> **Written problem**
Give every line again exactly as it appears, please, but not the pictures.

Extracted data entries

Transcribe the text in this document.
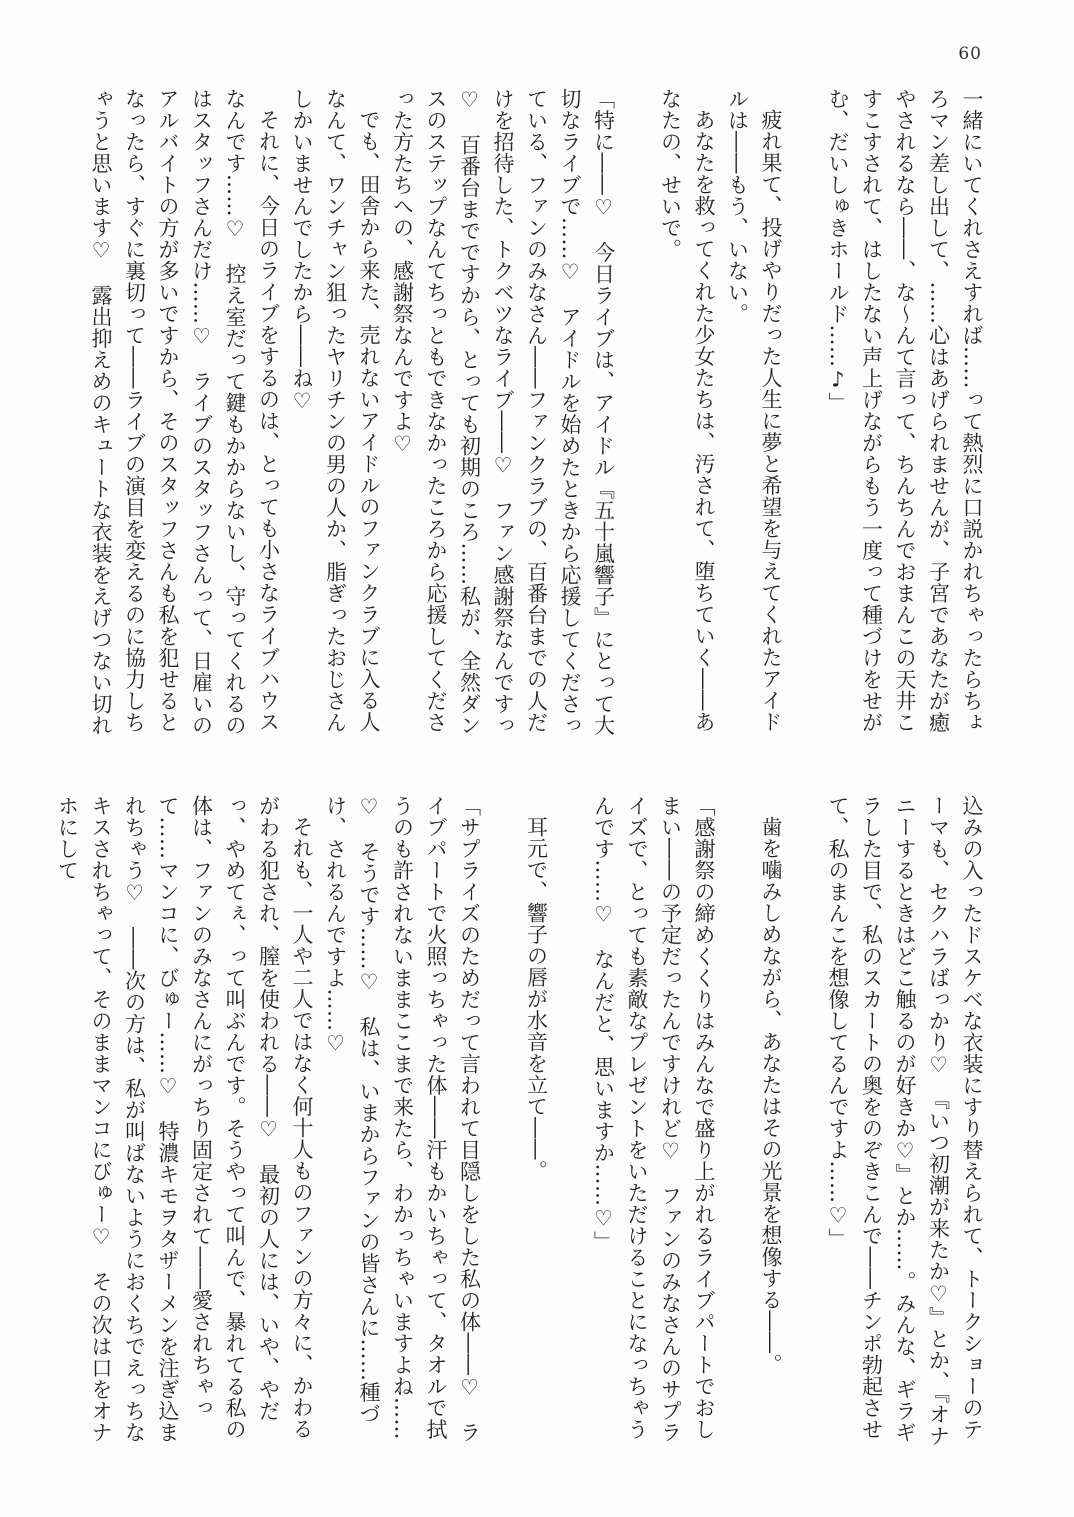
60

一緒にいてくれさえすれば……って熱烈に口説かれちゃったらちょろマン差し出して、……心はあげられませんが、子宮であなたが癒やされるなら――、な～んて言って、ちんちんでおまんこの天井こすこすされて、はしたない声上げながらもう一度って種づけをせがむ、だいしゅきホールド……♪」

疲れ果て、投げやりだった人生に夢と希望を与えてくれたアイドルは――もう、いない。

あなたを救ってくれた少女たちは、汚されて、堕ちていく――あなたの、せいで。

「特に――♡　今日ライブは、アイドル『五十嵐響子』にとって大切なライブで……♡　アイドルを始めたときから応援してくださっている、ファンのみなさん――ファンクラブの、百番台までの人だけを招待した、トクベツなライブ――♡　ファン感謝祭なんですっ♡　百番台までですから、とっても初期のころ……私が、全然ダンスのステップなんてちっともできなかったころから応援してくださった方たちへの、感謝祭なんですよ♡

でも、田舎から来た、売れないアイドルのファンクラブに入る人なんて、ワンチャン狙ったヤリチンの男の人か、脂ぎったおじさんしかいませんでしたから――ね♡

それに、今日のライブをするのは、とっても小さなライブハウスなんです……♡　控え室だって鍵もかからないし、守ってくれるのはスタッフさんだけ……♡　ライブのスタッフさんって、日雇いのアルバイトの方が多いですから、そのスタッフさんも私を犯せるとなったら、すぐに裏切って――ライブの演目を変えるのに協力しちゃうと思います♡　露出抑えめのキュートな衣装をえげつない切れ

込みの入ったドスケベな衣装にすり替えられて、トークショーのテーマも、セクハラばっかり♡　『いつ初潮が来たか♡』とか、『オナニーするときはどこ触るのが好きか♡』とか……。みんな、ギラギラした目で、私のスカートの奥をのぞきこんで――チンポ勃起させて、私のまんこを想像してるんですよ……♡」

歯を噛みしめながら、あなたはその光景を想像する――。

「感謝祭の締めくくりはみんなで盛り上がれるライブパートでおしまい――の予定だったんですけれど♡　ファンのみなさんのサプライズで、とっても素敵なプレゼントをいただけることになっちゃうんです……♡　なんだと、思いますか……♡」

耳元で、響子の唇が水音を立て――。

「サプライズのためだって言われて目隠しをした私の体――♡　ライブパートで火照っちゃった体――汗もかいちゃって、タオルで拭うのも許されないままここまで来たら、わかっちゃいますよね……♡　そうです……♡　私は、いまからファンの皆さんに……種づけ、されるんですよ……♡

それも、一人や二人ではなく何十人ものファンの方々に、かわるがわる犯され、膣を使われる――♡　最初の人には、いや、やだっ、やめてぇ、って叫ぶんです。そうやって叫んで、暴れてる私の体は、ファンのみなさんにがっちり固定されて――愛されちゃって……マンコに、びゅー……♡　特濃キモヲタザーメンを注ぎ込まれちゃう♡　――次の方は、私が叫ばないようにおくちでえっちなキスされちゃって、そのままマンコにびゅー♡　その次は口をオナホにして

> **Problem solution**
Transcribe the text in this document.
60

一緒にいてくれさえすれば……って熱烈に口説かれちゃったらちょろマン差し出して、……心はあげられませんが、子宮であなたが癒やされるなら――、な～んて言って、ちんちんでおまんこの天井こすこすされて、はしたない声上げながらもう一度って種づけをせがむ、だいしゅきホールド……♪」

疲れ果て、投げやりだった人生に夢と希望を与えてくれたアイドルは――もう、いない。

あなたを救ってくれた少女たちは、汚されて、堕ちていく――あなたの、せいで。

「特に――♡　今日ライブは、アイドル『五十嵐響子』にとって大切なライブで……♡　アイドルを始めたときから応援してくださっている、ファンのみなさん――ファンクラブの、百番台までの人だけを招待した、トクベツなライブ――♡　ファン感謝祭なんですっ♡　百番台までですから、とっても初期のころ……私が、全然ダンスのステップなんてちっともできなかったころから応援してくださった方たちへの、感謝祭なんですよ♡

でも、田舎から来た、売れないアイドルのファンクラブに入る人なんて、ワンチャン狙ったヤリチンの男の人か、脂ぎったおじさんしかいませんでしたから――ね♡

それに、今日のライブをするのは、とっても小さなライブハウスなんです……♡　控え室だって鍵もかからないし、守ってくれるのはスタッフさんだけ……♡　ライブのスタッフさんって、日雇いのアルバイトの方が多いですから、そのスタッフさんも私を犯せるとなったら、すぐに裏切って――ライブの演目を変えるのに協力しちゃうと思います♡　露出抑えめのキュートな衣装をえげつない切れ

込みの入ったドスケベな衣装にすり替えられて、トークショーのテーマも、セクハラばっかり♡　『いつ初潮が来たか♡』とか、『オナニーするときはどこ触るのが好きか♡』とか……。みんな、ギラギラした目で、私のスカートの奥をのぞきこんで――チンポ勃起させて、私のまんこを想像してるんですよ……♡」

歯を噛みしめながら、あなたはその光景を想像する――。

「感謝祭の締めくくりはみんなで盛り上がれるライブパートでおしまい――の予定だったんですけれど♡　ファンのみなさんのサプライズで、とっても素敵なプレゼントをいただけることになっちゃうんです……♡　なんだと、思いますか……♡」

耳元で、響子の唇が水音を立て――。

「サプライズのためだって言われて目隠しをした私の体――♡　ライブパートで火照っちゃった体――汗もかいちゃって、タオルで拭うのも許されないままここまで来たら、わかっちゃいますよね……♡　そうです……♡　私は、いまからファンの皆さんに……種づけ、されるんですよ……♡

それも、一人や二人ではなく何十人ものファンの方々に、かわるがわる犯され、膣を使われる――♡　最初の人には、いや、やだっ、やめてぇ、って叫ぶんです。そうやって叫んで、暴れてる私の体は、ファンのみなさんにがっちり固定されて――愛されちゃって……マンコに、びゅー……♡　特濃キモヲタザーメンを注ぎ込まれちゃう♡　――次の方は、私が叫ばないようにおくちでえっちなキスされちゃって、そのままマンコにびゅー♡　その次は口をオナホにして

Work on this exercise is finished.